◆ SET PROBLEM ◆
Here are some entries; quote each one exactly.

Extracted data entries
━━━━━━━━━━━━━━━━

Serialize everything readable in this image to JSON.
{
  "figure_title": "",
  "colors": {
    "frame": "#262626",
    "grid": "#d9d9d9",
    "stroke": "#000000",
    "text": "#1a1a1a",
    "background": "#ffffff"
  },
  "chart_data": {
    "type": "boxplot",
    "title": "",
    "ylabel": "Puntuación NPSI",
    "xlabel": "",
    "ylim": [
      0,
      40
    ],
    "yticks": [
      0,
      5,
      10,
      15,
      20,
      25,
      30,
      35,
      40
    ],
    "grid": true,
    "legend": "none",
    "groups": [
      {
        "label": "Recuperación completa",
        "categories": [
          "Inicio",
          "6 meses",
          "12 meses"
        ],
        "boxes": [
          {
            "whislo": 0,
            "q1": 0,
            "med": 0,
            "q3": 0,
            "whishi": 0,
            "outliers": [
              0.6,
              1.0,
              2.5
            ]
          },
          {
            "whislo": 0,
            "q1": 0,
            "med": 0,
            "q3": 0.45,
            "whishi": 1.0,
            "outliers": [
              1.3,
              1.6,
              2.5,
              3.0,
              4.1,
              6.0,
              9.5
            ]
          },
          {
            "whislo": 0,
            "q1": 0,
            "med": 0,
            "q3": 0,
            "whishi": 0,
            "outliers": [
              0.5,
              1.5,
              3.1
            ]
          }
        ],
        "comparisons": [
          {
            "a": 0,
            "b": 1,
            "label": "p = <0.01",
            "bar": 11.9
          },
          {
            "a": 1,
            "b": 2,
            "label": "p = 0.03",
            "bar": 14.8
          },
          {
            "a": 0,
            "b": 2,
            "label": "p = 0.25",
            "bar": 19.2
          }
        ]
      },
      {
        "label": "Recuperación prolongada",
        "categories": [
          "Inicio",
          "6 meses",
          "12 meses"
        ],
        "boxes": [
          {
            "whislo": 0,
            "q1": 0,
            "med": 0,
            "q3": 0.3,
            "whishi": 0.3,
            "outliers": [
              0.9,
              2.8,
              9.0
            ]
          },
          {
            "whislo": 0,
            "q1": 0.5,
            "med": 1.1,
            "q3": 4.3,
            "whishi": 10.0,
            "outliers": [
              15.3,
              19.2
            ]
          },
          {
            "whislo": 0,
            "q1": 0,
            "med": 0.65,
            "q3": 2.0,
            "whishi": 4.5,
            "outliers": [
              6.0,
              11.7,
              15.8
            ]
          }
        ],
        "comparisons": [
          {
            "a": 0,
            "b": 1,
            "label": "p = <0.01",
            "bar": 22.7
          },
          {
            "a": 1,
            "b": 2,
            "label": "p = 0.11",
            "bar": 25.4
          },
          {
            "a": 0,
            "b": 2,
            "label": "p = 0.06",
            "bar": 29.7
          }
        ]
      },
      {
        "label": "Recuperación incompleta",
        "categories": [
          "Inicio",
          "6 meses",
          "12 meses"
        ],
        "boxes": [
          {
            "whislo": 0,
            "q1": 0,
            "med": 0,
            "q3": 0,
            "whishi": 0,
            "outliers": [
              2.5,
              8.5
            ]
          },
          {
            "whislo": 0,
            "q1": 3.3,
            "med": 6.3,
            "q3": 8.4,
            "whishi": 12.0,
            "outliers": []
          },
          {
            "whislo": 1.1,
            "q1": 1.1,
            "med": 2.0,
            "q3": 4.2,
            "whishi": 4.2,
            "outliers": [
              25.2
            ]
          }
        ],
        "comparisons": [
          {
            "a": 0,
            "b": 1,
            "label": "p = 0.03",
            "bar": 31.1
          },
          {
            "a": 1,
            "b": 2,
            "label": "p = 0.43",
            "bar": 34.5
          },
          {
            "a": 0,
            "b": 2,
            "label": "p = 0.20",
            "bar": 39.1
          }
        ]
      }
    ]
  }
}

━━━━━━━━━━━━━━━━

◆ TASK ANSWER ◆
Serialize everything readable in this image to JSON.
{
  "figure_title": "",
  "colors": {
    "frame": "#262626",
    "grid": "#d9d9d9",
    "stroke": "#000000",
    "text": "#1a1a1a",
    "background": "#ffffff"
  },
  "chart_data": {
    "type": "boxplot",
    "title": "",
    "ylabel": "Puntuación NPSI",
    "xlabel": "",
    "ylim": [
      0,
      40
    ],
    "yticks": [
      0,
      5,
      10,
      15,
      20,
      25,
      30,
      35,
      40
    ],
    "grid": true,
    "legend": "none",
    "groups": [
      {
        "label": "Recuperación completa",
        "categories": [
          "Inicio",
          "6 meses",
          "12 meses"
        ],
        "boxes": [
          {
            "whislo": 0,
            "q1": 0,
            "med": 0,
            "q3": 0,
            "whishi": 0,
            "outliers": [
              0.6,
              1.0,
              2.5
            ]
          },
          {
            "whislo": 0,
            "q1": 0,
            "med": 0,
            "q3": 0.45,
            "whishi": 1.0,
            "outliers": [
              1.3,
              1.6,
              2.5,
              3.0,
              4.1,
              6.0,
              9.5
            ]
          },
          {
            "whislo": 0,
            "q1": 0,
            "med": 0,
            "q3": 0,
            "whishi": 0,
            "outliers": [
              0.5,
              1.5,
              3.1
            ]
          }
        ],
        "comparisons": [
          {
            "a": 0,
            "b": 1,
            "label": "p = <0.01",
            "bar": 11.9
          },
          {
            "a": 1,
            "b": 2,
            "label": "p = 0.03",
            "bar": 14.8
          },
          {
            "a": 0,
            "b": 2,
            "label": "p = 0.25",
            "bar": 19.2
          }
        ]
      },
      {
        "label": "Recuperación prolongada",
        "categories": [
          "Inicio",
          "6 meses",
          "12 meses"
        ],
        "boxes": [
          {
            "whislo": 0,
            "q1": 0,
            "med": 0,
            "q3": 0.3,
            "whishi": 0.3,
            "outliers": [
              0.9,
              2.8,
              9.0
            ]
          },
          {
            "whislo": 0,
            "q1": 0.5,
            "med": 1.1,
            "q3": 4.3,
            "whishi": 10.0,
            "outliers": [
              15.3,
              19.2
            ]
          },
          {
            "whislo": 0,
            "q1": 0,
            "med": 0.65,
            "q3": 2.0,
            "whishi": 4.5,
            "outliers": [
              6.0,
              11.7,
              15.8
            ]
          }
        ],
        "comparisons": [
          {
            "a": 0,
            "b": 1,
            "label": "p = <0.01",
            "bar": 22.7
          },
          {
            "a": 1,
            "b": 2,
            "label": "p = 0.11",
            "bar": 25.4
          },
          {
            "a": 0,
            "b": 2,
            "label": "p = 0.06",
            "bar": 29.7
          }
        ]
      },
      {
        "label": "Recuperación incompleta",
        "categories": [
          "Inicio",
          "6 meses",
          "12 meses"
        ],
        "boxes": [
          {
            "whislo": 0,
            "q1": 0,
            "med": 0,
            "q3": 0,
            "whishi": 0,
            "outliers": [
              2.5,
              8.5
            ]
          },
          {
            "whislo": 0,
            "q1": 3.3,
            "med": 6.3,
            "q3": 8.4,
            "whishi": 12.0,
            "outliers": []
          },
          {
            "whislo": 1.1,
            "q1": 1.1,
            "med": 2.0,
            "q3": 4.2,
            "whishi": 4.2,
            "outliers": [
              25.2
            ]
          }
        ],
        "comparisons": [
          {
            "a": 0,
            "b": 1,
            "label": "p = 0.03",
            "bar": 31.1
          },
          {
            "a": 1,
            "b": 2,
            "label": "p = 0.43",
            "bar": 34.5
          },
          {
            "a": 0,
            "b": 2,
            "label": "p = 0.20",
            "bar": 39.1
          }
        ]
      }
    ]
  }
}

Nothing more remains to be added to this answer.